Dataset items

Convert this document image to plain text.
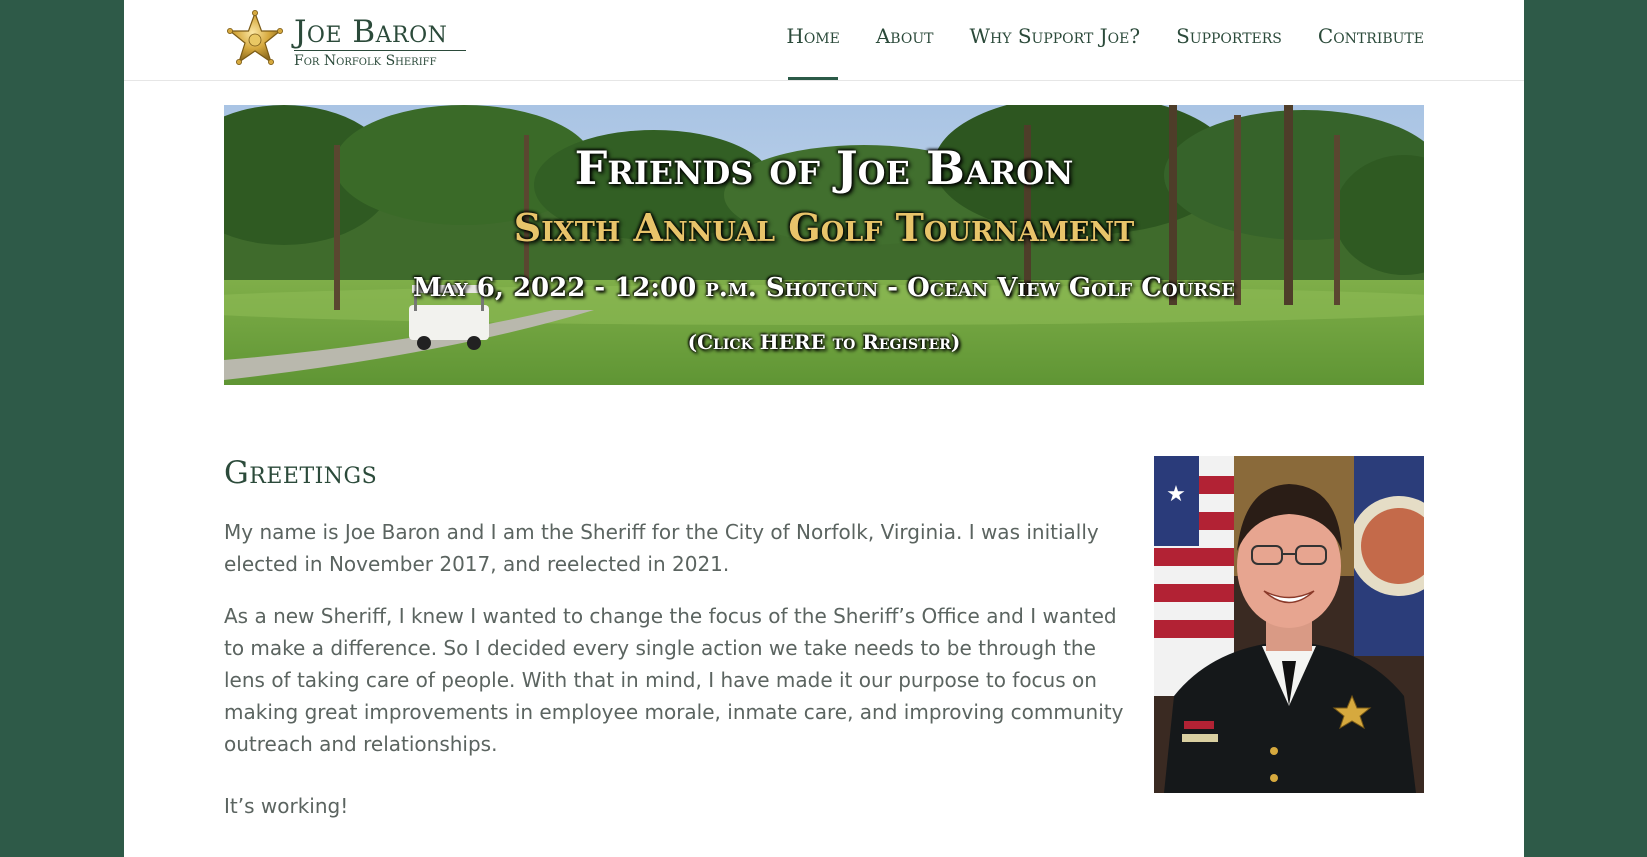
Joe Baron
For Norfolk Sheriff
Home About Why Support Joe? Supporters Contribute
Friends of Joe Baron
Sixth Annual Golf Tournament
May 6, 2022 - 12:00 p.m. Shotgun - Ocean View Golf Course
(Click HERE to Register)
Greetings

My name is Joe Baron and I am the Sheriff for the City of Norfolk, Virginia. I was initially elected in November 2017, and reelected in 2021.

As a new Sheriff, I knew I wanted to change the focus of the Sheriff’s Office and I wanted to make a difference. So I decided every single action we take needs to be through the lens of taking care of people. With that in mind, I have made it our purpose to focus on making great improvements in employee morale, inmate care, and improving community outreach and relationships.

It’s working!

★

--- Your objective ---
Set down the material exactly, every line of it, except for the pictures.

--- Worked solution ---
Convert this document image to plain text.
Joe Baron
For Norfolk Sheriff
Home About Why Support Joe? Supporters Contribute
Friends of Joe Baron
Sixth Annual Golf Tournament
May 6, 2022 - 12:00 p.m. Shotgun - Ocean View Golf Course
(Click HERE to Register)
Greetings

My name is Joe Baron and I am the Sheriff for the City of Norfolk, Virginia. I was initially elected in November 2017, and reelected in 2021.

As a new Sheriff, I knew I wanted to change the focus of the Sheriff’s Office and I wanted to make a difference. So I decided every single action we take needs to be through the lens of taking care of people. With that in mind, I have made it our purpose to focus on making great improvements in employee morale, inmate care, and improving community outreach and relationships.

It’s working!

★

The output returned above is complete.